Which lines hold the string "bottom"? Copy every one of them.

Data supplied:
○ ○ ○ ○ ○ ○ ○
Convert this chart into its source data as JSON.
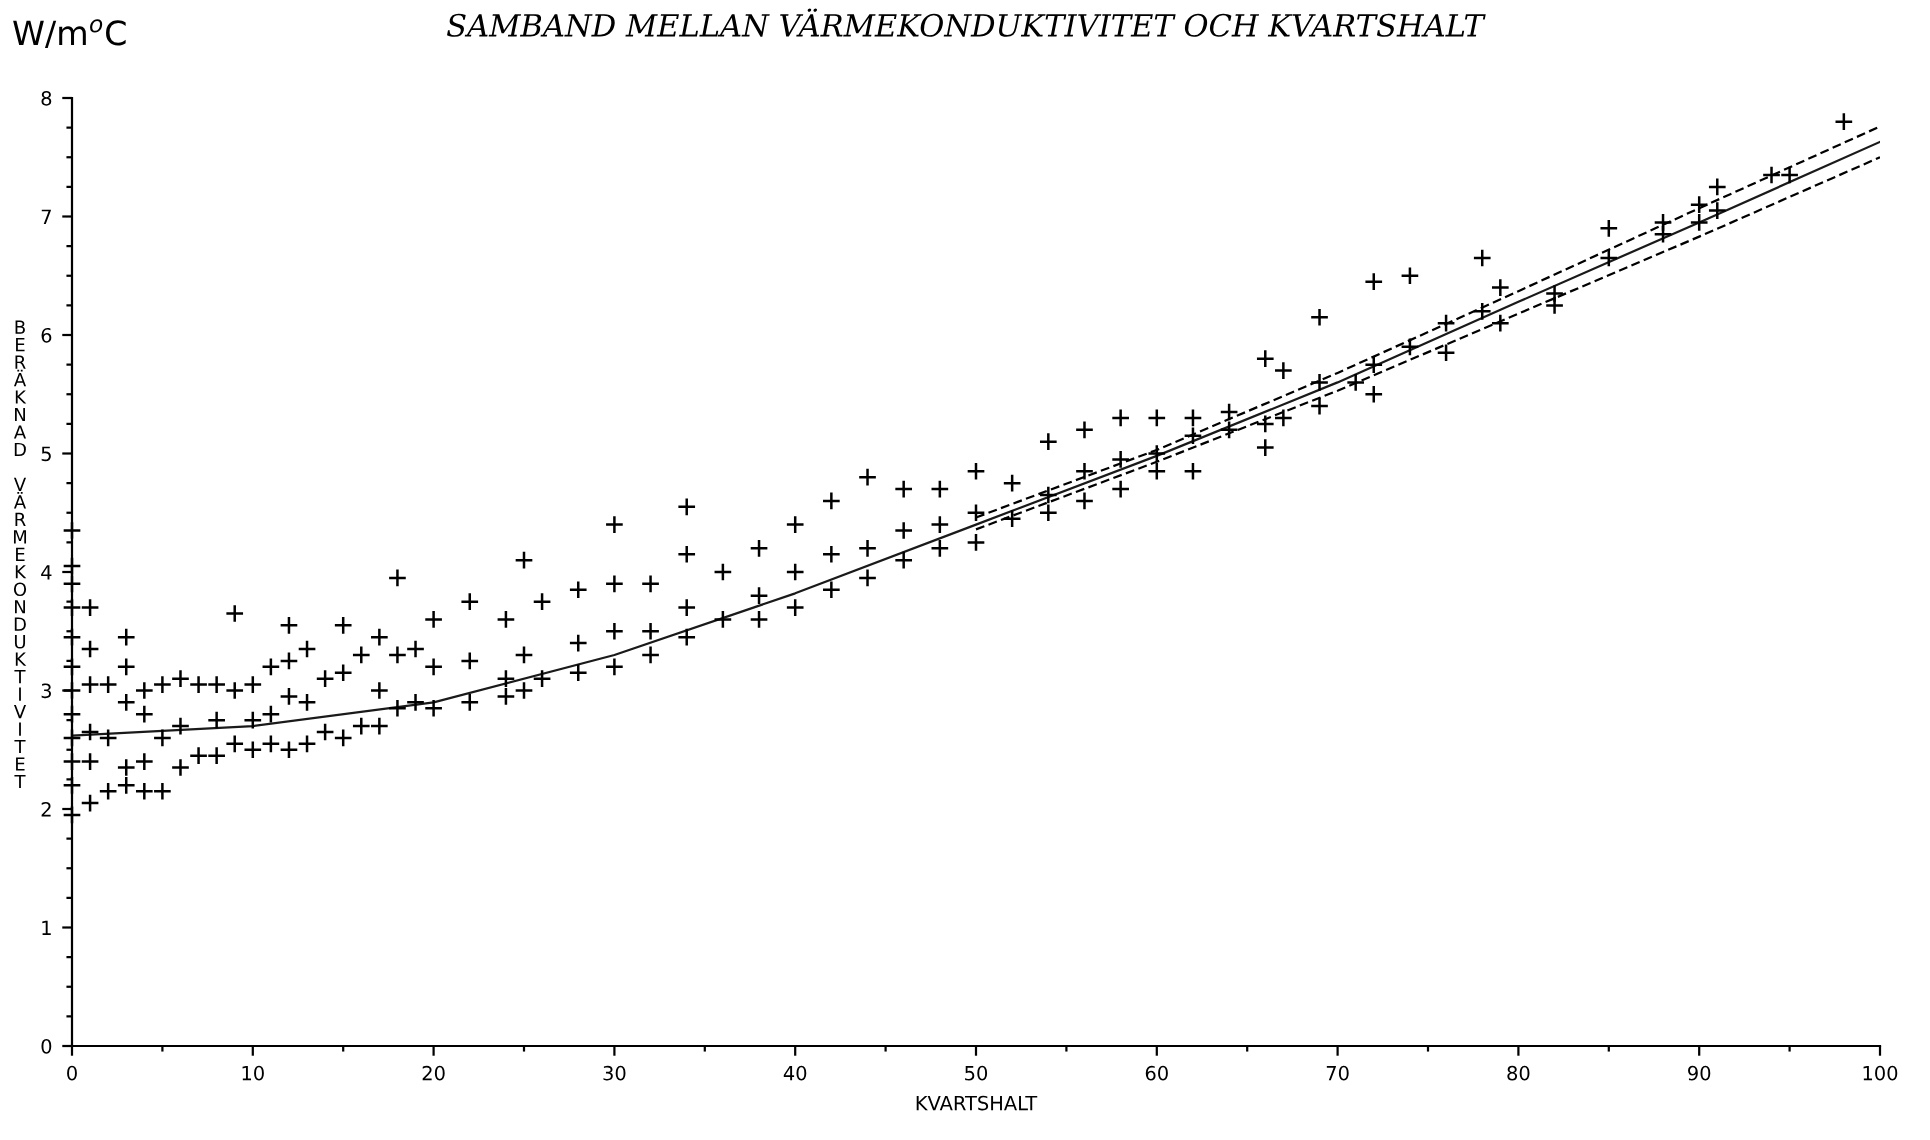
{
  "chart_data": {
    "type": "scatter",
    "title": "SAMBAND MELLAN VÄRMEKONDUKTIVITET OCH KVARTSHALT",
    "xlabel": "KVARTSHALT",
    "ylabel": "BERÄKNAD VÄRMEKONDUKTIVITET",
    "annotations": [
      "W/m$^{o}$C"
    ],
    "xlim": [
      0,
      100
    ],
    "ylim": [
      0,
      8
    ],
    "xticks": [
      0,
      {
        "value": 5,
        "label": null
      },
      10,
      {
        "value": 15,
        "label": null
      },
      20,
      {
        "value": 25,
        "label": null
      },
      30,
      {
        "value": 35,
        "label": null
      },
      40,
      {
        "value": 45,
        "label": null
      },
      50,
      {
        "value": 55,
        "label": null
      },
      60,
      {
        "value": 65,
        "label": null
      },
      70,
      {
        "value": 75,
        "label": null
      },
      80,
      {
        "value": 85,
        "label": null
      },
      90,
      {
        "value": 95,
        "label": null
      },
      100
    ],
    "yticks": [
      0,
      {
        "value": 0.25,
        "label": null
      },
      {
        "value": 0.5,
        "label": null
      },
      {
        "value": 0.75,
        "label": null
      },
      1,
      {
        "value": 1.25,
        "label": null
      },
      {
        "value": 1.5,
        "label": null
      },
      {
        "value": 1.75,
        "label": null
      },
      2,
      {
        "value": 2.25,
        "label": null
      },
      {
        "value": 2.5,
        "label": null
      },
      {
        "value": 2.75,
        "label": null
      },
      3,
      {
        "value": 3.25,
        "label": null
      },
      {
        "value": 3.5,
        "label": null
      },
      {
        "value": 3.75,
        "label": null
      },
      4,
      {
        "value": 4.25,
        "label": null
      },
      {
        "value": 4.5,
        "label": null
      },
      {
        "value": 4.75,
        "label": null
      },
      5,
      {
        "value": 5.25,
        "label": null
      },
      {
        "value": 5.5,
        "label": null
      },
      {
        "value": 5.75,
        "label": null
      },
      6,
      {
        "value": 6.25,
        "label": null
      },
      {
        "value": 6.5,
        "label": null
      },
      {
        "value": 6.75,
        "label": null
      },
      7,
      {
        "value": 7.25,
        "label": null
      },
      {
        "value": 7.5,
        "label": null
      },
      {
        "value": 7.75,
        "label": null
      },
      8
    ],
    "grid": false,
    "legend": false,
    "series": [
      {
        "marker": "cross",
        "color": "#000000",
        "x": [
          0,
          0,
          0,
          0,
          0,
          0,
          0,
          0,
          0,
          0,
          0,
          0,
          1,
          1,
          1,
          1,
          1,
          1,
          2,
          2,
          2,
          3,
          3,
          3,
          3,
          3,
          4,
          4,
          4,
          4,
          5,
          5,
          5,
          6,
          6,
          6,
          7,
          7,
          8,
          8,
          8,
          9,
          9,
          9,
          10,
          10,
          10,
          11,
          11,
          11,
          12,
          12,
          12,
          12,
          13,
          13,
          13,
          14,
          14,
          15,
          15,
          15,
          16,
          16,
          17,
          17,
          17,
          18,
          18,
          18,
          19,
          19,
          20,
          20,
          20,
          22,
          22,
          22,
          24,
          24,
          24,
          25,
          25,
          25,
          26,
          26,
          28,
          28,
          28,
          30,
          30,
          30,
          30,
          32,
          32,
          32,
          34,
          34,
          34,
          34,
          36,
          36,
          38,
          38,
          38,
          40,
          40,
          40,
          42,
          42,
          42,
          44,
          44,
          44,
          46,
          46,
          46,
          48,
          48,
          48,
          50,
          50,
          50,
          52,
          52,
          54,
          54,
          54,
          56,
          56,
          56,
          58,
          58,
          58,
          60,
          60,
          60,
          62,
          62,
          62,
          64,
          64,
          66,
          66,
          66,
          67,
          67,
          69,
          69,
          69,
          71,
          72,
          72,
          72,
          74,
          74,
          76,
          76,
          78,
          78,
          79,
          79,
          82,
          82,
          85,
          85,
          88,
          88,
          90,
          90,
          91,
          91,
          94,
          95,
          98
        ],
        "values": [
          4.35,
          4.05,
          3.9,
          3.7,
          3.45,
          3.2,
          3.0,
          2.8,
          2.6,
          2.4,
          2.2,
          1.95,
          3.7,
          3.35,
          3.05,
          2.65,
          2.4,
          2.05,
          3.05,
          2.6,
          2.15,
          3.45,
          3.2,
          2.9,
          2.35,
          2.2,
          3.0,
          2.8,
          2.4,
          2.15,
          3.05,
          2.6,
          2.15,
          3.1,
          2.7,
          2.35,
          3.05,
          2.45,
          3.05,
          2.75,
          2.45,
          3.65,
          3.0,
          2.55,
          3.05,
          2.75,
          2.5,
          3.2,
          2.8,
          2.55,
          3.55,
          3.25,
          2.95,
          2.5,
          3.35,
          2.9,
          2.55,
          3.1,
          2.65,
          3.55,
          3.15,
          2.6,
          3.3,
          2.7,
          3.45,
          3.0,
          2.7,
          3.95,
          3.3,
          2.85,
          3.35,
          2.9,
          3.6,
          3.2,
          2.85,
          3.75,
          3.25,
          2.9,
          3.6,
          3.1,
          2.95,
          4.1,
          3.3,
          3.0,
          3.75,
          3.1,
          3.85,
          3.4,
          3.15,
          4.4,
          3.9,
          3.5,
          3.2,
          3.9,
          3.5,
          3.3,
          4.55,
          4.15,
          3.7,
          3.45,
          4.0,
          3.6,
          4.2,
          3.8,
          3.6,
          4.4,
          4.0,
          3.7,
          4.6,
          4.15,
          3.85,
          4.8,
          4.2,
          3.95,
          4.7,
          4.35,
          4.1,
          4.7,
          4.4,
          4.2,
          4.85,
          4.5,
          4.25,
          4.75,
          4.45,
          5.1,
          4.65,
          4.5,
          5.2,
          4.85,
          4.6,
          5.3,
          4.95,
          4.7,
          5.3,
          5.0,
          4.85,
          5.3,
          5.15,
          4.85,
          5.35,
          5.2,
          5.8,
          5.25,
          5.05,
          5.7,
          5.3,
          6.15,
          5.6,
          5.4,
          5.6,
          6.45,
          5.75,
          5.5,
          6.5,
          5.9,
          6.1,
          5.85,
          6.65,
          6.2,
          6.4,
          6.1,
          6.35,
          6.25,
          6.9,
          6.65,
          6.95,
          6.85,
          7.1,
          6.95,
          7.25,
          7.05,
          7.35,
          7.35,
          7.8
        ]
      },
      {
        "type": "line",
        "marker": "none",
        "line_style": "solid",
        "color": "#1a1a1a",
        "x": [
          0,
          10,
          20,
          30,
          40,
          50,
          60,
          70,
          80,
          90,
          100
        ],
        "values": [
          2.62,
          2.7,
          2.9,
          3.3,
          3.82,
          4.4,
          4.98,
          5.6,
          6.28,
          6.95,
          7.63
        ]
      },
      {
        "type": "line",
        "marker": "none",
        "line_style": "dashed",
        "color": "#000000",
        "x": [
          50,
          60,
          70,
          80,
          90,
          100
        ],
        "values": [
          4.46,
          5.03,
          5.68,
          6.37,
          7.07,
          7.76
        ]
      },
      {
        "type": "line",
        "marker": "none",
        "line_style": "dashed",
        "color": "#000000",
        "x": [
          50,
          60,
          70,
          80,
          90,
          100
        ],
        "values": [
          4.36,
          4.93,
          5.53,
          6.18,
          6.83,
          7.5
        ]
      }
    ]
  }
}
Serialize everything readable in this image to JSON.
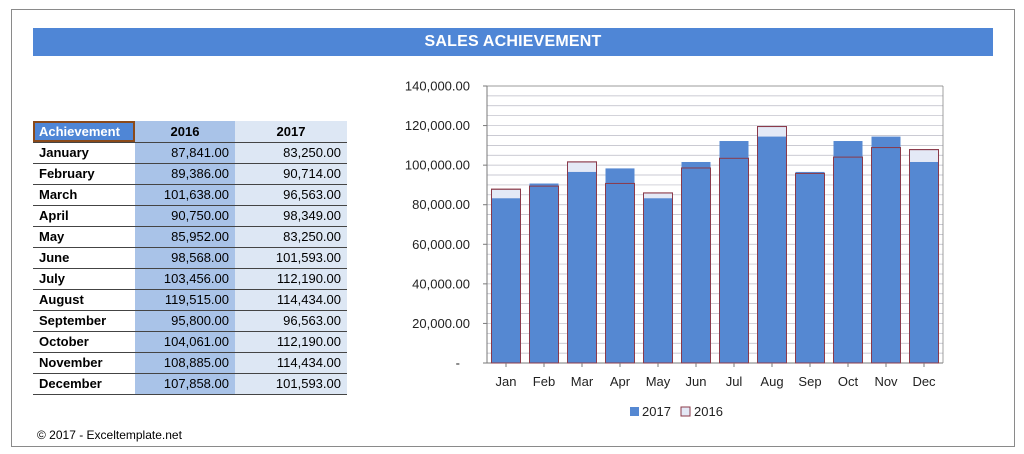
{
  "title": "SALES ACHIEVEMENT",
  "table": {
    "headers": [
      "Achievement",
      "2016",
      "2017"
    ],
    "rows": [
      [
        "January",
        "87,841.00",
        "83,250.00"
      ],
      [
        "February",
        "89,386.00",
        "90,714.00"
      ],
      [
        "March",
        "101,638.00",
        "96,563.00"
      ],
      [
        "April",
        "90,750.00",
        "98,349.00"
      ],
      [
        "May",
        "85,952.00",
        "83,250.00"
      ],
      [
        "June",
        "98,568.00",
        "101,593.00"
      ],
      [
        "July",
        "103,456.00",
        "112,190.00"
      ],
      [
        "August",
        "119,515.00",
        "114,434.00"
      ],
      [
        "September",
        "95,800.00",
        "96,563.00"
      ],
      [
        "October",
        "104,061.00",
        "112,190.00"
      ],
      [
        "November",
        "108,885.00",
        "114,434.00"
      ],
      [
        "December",
        "107,858.00",
        "101,593.00"
      ]
    ]
  },
  "footer": "© 2017 - Exceltemplate.net",
  "colors": {
    "accent": "#4f86d6",
    "bar_2017": "#5588d2",
    "bar_2016_fill": "#e4e9f6",
    "bar_2016_border": "#8b3a4a"
  },
  "chart_data": {
    "type": "bar",
    "categories": [
      "Jan",
      "Feb",
      "Mar",
      "Apr",
      "May",
      "Jun",
      "Jul",
      "Aug",
      "Sep",
      "Oct",
      "Nov",
      "Dec"
    ],
    "series": [
      {
        "name": "2017",
        "values": [
          83250,
          90714,
          96563,
          98349,
          83250,
          101593,
          112190,
          114434,
          96563,
          112190,
          114434,
          101593
        ]
      },
      {
        "name": "2016",
        "values": [
          87841,
          89386,
          101638,
          90750,
          85952,
          98568,
          103456,
          119515,
          95800,
          104061,
          108885,
          107858
        ]
      }
    ],
    "ylim": [
      0,
      140000
    ],
    "yticks": [
      0,
      20000,
      40000,
      60000,
      80000,
      100000,
      120000,
      140000
    ],
    "ytick_labels": [
      "-",
      "20,000.00",
      "40,000.00",
      "60,000.00",
      "80,000.00",
      "100,000.00",
      "120,000.00",
      "140,000.00"
    ],
    "grid": true,
    "legend_position": "bottom",
    "overlap": true
  }
}
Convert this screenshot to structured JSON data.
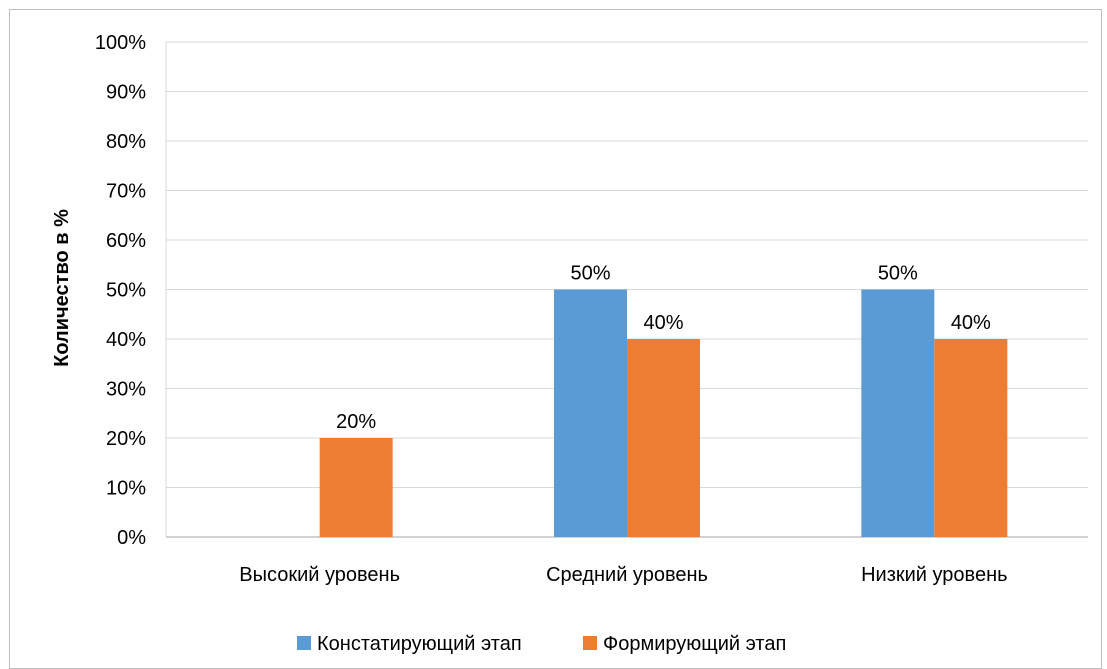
{
  "chart_data": {
    "type": "bar",
    "categories": [
      "Высокий уровень",
      "Средний уровень",
      "Низкий уровень"
    ],
    "series": [
      {
        "name": "Констатирующий этап",
        "values": [
          0,
          50,
          50
        ],
        "labels": [
          "",
          "50%",
          "50%"
        ],
        "color": "#5b9bd5"
      },
      {
        "name": "Формирующий этап",
        "values": [
          20,
          40,
          40
        ],
        "labels": [
          "20%",
          "40%",
          "40%"
        ],
        "color": "#ed7d31"
      }
    ],
    "ylabel": "Количество в %",
    "ylim": [
      0,
      100
    ],
    "yticks": [
      "0%",
      "10%",
      "20%",
      "30%",
      "40%",
      "50%",
      "60%",
      "70%",
      "80%",
      "90%",
      "100%"
    ],
    "grid": true,
    "legend_position": "bottom"
  }
}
○ ○ ○ ○ ○ ○ ○
Task result:
    "legend_position": "bottom",
    "legend_position": "bottom"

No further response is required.